As shown in a flowchart in FIG. 1, a ground object segmentation method based on a residual module and an attention mechanism in this embodiment includes the following steps:

A1: Obtain a to-be-segmented RS image. The to-be-segmented RS image includes multiple buildings and ground areas.

A2: Input the to-be-segmented RS image into a trained ground object segmentation model to obtain a ground object segmentation result. The ground object segmentation result includes a building segmentation result, and the ground object segmentation model is a network model obtained based on a U-Net neural network and with reference to the residual module and an attention module.

Specifically, before the ground object segmentation model is used, the ground object segmentation model further needs to be constructed and trained. As shown in a flowchart in FIG. 2, the following steps are included:

B1: Obtain a training dataset. The training dataset includes multiple training samples, and the training sample includes a training RS image and a corresponding building segmentation label.

In this embodiment, a training dataset used to perform model training is from a Wuhan University (WHU) building semantic segmentation aerial imagery dataset. An Aerial imagery dataset in the WHU building semantic segmentation dataset is used, and 5000 image samples are randomly selected. An image size is 512Γ—512 (pixels), and ground resolution is 0.3 m. As shown in FIG. 3, a white part is a building, a black part is a background, 80% samples are randomly selected as a training dataset, and 20% samples are randomly selected as a test dataset.

In another embodiment, a Satellite dataset II in the WHU building semantic segmentation dataset is used to construct a training dataset and a test dataset. In this case, 5000 image samples are randomly selected. An image size is 512Γ—512 (pixels), and ground resolution is 0.45 m. As shown in FIG. 4, a white part is a building, a black part is a background, 80% samples are randomly selected as a training dataset, and 20% samples are randomly selected as a test dataset.

▶ _Material_:
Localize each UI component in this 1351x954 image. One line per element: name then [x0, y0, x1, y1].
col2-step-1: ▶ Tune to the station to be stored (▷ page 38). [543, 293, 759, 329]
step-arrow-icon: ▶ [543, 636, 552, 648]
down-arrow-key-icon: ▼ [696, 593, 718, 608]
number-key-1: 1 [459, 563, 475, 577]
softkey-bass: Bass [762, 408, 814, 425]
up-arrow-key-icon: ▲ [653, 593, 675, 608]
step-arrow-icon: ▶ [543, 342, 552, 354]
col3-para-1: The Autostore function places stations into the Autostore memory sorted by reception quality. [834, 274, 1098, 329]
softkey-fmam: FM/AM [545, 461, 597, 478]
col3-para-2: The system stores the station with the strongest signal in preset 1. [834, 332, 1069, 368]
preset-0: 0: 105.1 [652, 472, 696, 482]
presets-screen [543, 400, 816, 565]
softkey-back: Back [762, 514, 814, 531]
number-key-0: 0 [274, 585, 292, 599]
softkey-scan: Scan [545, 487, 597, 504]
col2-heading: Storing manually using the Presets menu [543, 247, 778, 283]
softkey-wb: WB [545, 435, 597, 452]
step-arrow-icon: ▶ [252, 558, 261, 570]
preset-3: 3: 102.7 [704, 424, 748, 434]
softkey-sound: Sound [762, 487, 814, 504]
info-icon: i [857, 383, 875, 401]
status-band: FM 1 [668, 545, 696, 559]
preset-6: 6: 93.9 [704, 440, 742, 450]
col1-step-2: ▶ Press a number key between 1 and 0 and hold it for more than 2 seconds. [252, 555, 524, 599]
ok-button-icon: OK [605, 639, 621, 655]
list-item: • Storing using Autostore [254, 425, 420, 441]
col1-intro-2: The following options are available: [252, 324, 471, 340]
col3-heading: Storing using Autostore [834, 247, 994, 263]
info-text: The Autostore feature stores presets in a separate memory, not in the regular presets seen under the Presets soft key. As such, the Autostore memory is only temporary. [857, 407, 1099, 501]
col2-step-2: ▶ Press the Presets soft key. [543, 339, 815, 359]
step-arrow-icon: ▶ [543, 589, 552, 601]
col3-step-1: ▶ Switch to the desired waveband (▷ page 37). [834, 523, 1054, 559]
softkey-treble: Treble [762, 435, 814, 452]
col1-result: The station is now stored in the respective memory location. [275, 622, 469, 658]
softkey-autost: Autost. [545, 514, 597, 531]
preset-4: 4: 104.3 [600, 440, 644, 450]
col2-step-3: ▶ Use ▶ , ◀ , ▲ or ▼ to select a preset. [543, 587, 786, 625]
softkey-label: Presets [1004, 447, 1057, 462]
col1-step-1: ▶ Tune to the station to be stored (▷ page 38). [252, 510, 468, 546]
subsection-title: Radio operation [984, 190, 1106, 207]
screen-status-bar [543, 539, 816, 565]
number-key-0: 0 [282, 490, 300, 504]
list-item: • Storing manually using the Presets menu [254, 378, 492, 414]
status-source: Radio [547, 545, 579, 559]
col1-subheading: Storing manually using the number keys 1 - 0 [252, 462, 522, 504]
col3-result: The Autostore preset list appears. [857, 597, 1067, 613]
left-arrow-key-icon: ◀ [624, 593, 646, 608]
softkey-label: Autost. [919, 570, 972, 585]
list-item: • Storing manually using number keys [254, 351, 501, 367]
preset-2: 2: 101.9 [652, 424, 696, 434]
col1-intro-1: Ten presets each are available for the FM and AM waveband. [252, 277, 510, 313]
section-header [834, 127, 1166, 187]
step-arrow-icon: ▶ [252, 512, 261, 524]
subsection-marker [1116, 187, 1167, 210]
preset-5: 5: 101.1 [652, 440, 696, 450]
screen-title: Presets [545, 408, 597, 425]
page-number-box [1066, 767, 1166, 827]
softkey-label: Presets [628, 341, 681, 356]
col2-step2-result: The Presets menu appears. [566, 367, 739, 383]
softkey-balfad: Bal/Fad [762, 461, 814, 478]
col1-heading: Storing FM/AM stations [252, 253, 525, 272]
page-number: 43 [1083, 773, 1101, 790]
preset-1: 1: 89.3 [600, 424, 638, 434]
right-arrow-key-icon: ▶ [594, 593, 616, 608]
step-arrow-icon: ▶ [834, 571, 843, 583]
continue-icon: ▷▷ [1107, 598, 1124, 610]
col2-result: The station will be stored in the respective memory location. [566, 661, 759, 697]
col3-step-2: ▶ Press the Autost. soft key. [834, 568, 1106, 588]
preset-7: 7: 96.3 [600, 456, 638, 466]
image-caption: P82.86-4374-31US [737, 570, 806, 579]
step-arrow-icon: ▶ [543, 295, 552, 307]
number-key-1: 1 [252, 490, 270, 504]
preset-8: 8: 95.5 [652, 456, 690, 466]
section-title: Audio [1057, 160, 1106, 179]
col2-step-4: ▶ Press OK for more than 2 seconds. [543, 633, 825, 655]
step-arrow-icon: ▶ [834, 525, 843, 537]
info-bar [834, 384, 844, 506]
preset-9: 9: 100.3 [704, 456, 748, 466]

▶ _Problems_:
A. Reproduce the ground object segmentation passage starting at "B1: Obtain a" and ending at "building segmentation label.".
B. Write the next part of the ground object segmentation passage, picking up right after its final sentence.

▶ _Expected responses_:
A.
B1: Obtain a training dataset. The training dataset includes multiple training samples, and the training sample includes a training RS image and a corresponding building segmentation label.

B.
B2: Construct the ground object segmentation model based on the U-Net neural network and with reference to the residual module and the attention module. For a schematic diagram of a structure of a network model shown in FIG. 5, the ground object segmentation model includes an encoder and a decoder; the encoder and the decoder include the residual module; and the decoder includes an attention module.

The encoder includes a first convolutional block, a second convolutional block, a third convolutional block, a fourth convolutional block, and a fifth convolutional block that are sequentially connected; the residual module includes a first residual block, a second residual block, a third residual block, and a fourth residual block; the first residual block is connected between the first convolutional block and the second convolutional block; the second residual block is connected between the second convolutional block and the third convolutional block; the third residual block is connected between the third convolutional block and the fourth convolutional block; and the fourth residual block is connected between the fourth convolutional block and the fifth convolutional block.

Each residual convolutional module (adjacent convolutional blocks and residual blocks) in the encoder is followed by an average pooling layer. For a structure of a residual convolutional module shown in FIG. 6, a second activation function in a residual network is replaced with a Mish function by a Rectified Linear Unit (ReLU) function, which has a better generalization capability and a more efficient optimization capability. A residual block connection is added to a convolutional layer, so that original information of an input image is more retained and transmitted to a deeper layer of the network. When there are a very large quantity of layers of a convolutional neural network (CNN), a residual connection can resolve problems of gradient disappearance and gradient explosion, and can also resolve a problem of performance degradation when a quantity of layers of the network increases.

The decoder includes a sixth convolutional block, a seventh convolutional block, an eighth convolutional block, and a ninth convolutional block that are sequentially connected; the attention module includes a mixed-domain attention block, a first cross-attention block, a second cross-attention block, a third cross-attention block, and a fourth cross-attention block; and the residual module further includes a fifth residual block, a sixth residual block, a seventh residual block, and an eighth residual block.

As shown in the structure shown in FIG. 7, a mixed-domain attention block mainly includes two types of attention, namely, a spatial attention block and a channel attention block. The spatial attention block selectively aggregates each feature by assigning a weight to each location, and all similar features are correlated to each other. The channel attention block selectively emphasizes interdependent channel mapping by integrating relevant features between all channel mappings.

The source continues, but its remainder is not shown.